- [WHAT NEEDS TO BE DONE]:
Pull every line of the entries that has the word "harakatlarini".

Extracted data entries
* * * *

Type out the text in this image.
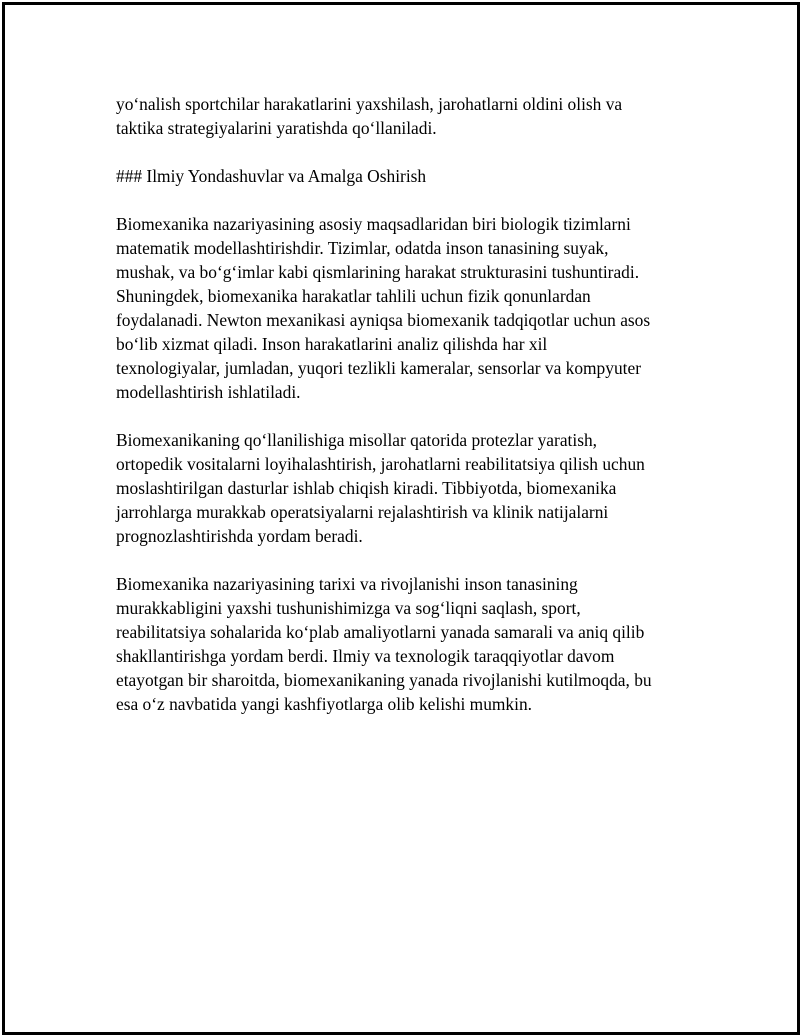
yo‘nalish sportchilar harakatlarini yaxshilash, jarohatlarni oldini olish va
taktika strategiyalarini yaratishda qo‘llaniladi.

### Ilmiy Yondashuvlar va Amalga Oshirish

Biomexanika nazariyasining asosiy maqsadlaridan biri biologik tizimlarni
matematik modellashtirishdir. Tizimlar, odatda inson tanasining suyak,
mushak, va bo‘g‘imlar kabi qismlarining harakat strukturasini tushuntiradi.
Shuningdek, biomexanika harakatlar tahlili uchun fizik qonunlardan
foydalanadi. Newton mexanikasi ayniqsa biomexanik tadqiqotlar uchun asos
bo‘lib xizmat qiladi. Inson harakatlarini analiz qilishda har xil
texnologiyalar, jumladan, yuqori tezlikli kameralar, sensorlar va kompyuter
modellashtirish ishlatiladi.

Biomexanikaning qo‘llanilishiga misollar qatorida protezlar yaratish,
ortopedik vositalarni loyihalashtirish, jarohatlarni reabilitatsiya qilish uchun
moslashtirilgan dasturlar ishlab chiqish kiradi. Tibbiyotda, biomexanika
jarrohlarga murakkab operatsiyalarni rejalashtirish va klinik natijalarni
prognozlashtirishda yordam beradi.

Biomexanika nazariyasining tarixi va rivojlanishi inson tanasining
murakkabligini yaxshi tushunishimizga va sog‘liqni saqlash, sport,
reabilitatsiya sohalarida ko‘plab amaliyotlarni yanada samarali va aniq qilib
shakllantirishga yordam berdi. Ilmiy va texnologik taraqqiyotlar davom
etayotgan bir sharoitda, biomexanikaning yanada rivojlanishi kutilmoqda, bu
esa o‘z navbatida yangi kashfiyotlarga olib kelishi mumkin.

* * * *

- [RESPONSE BELOW]:
yo‘nalish sportchilar harakatlarini yaxshilash, jarohatlarni oldini olish va
bo‘lib xizmat qiladi. Inson harakatlarini analiz qilishda har xil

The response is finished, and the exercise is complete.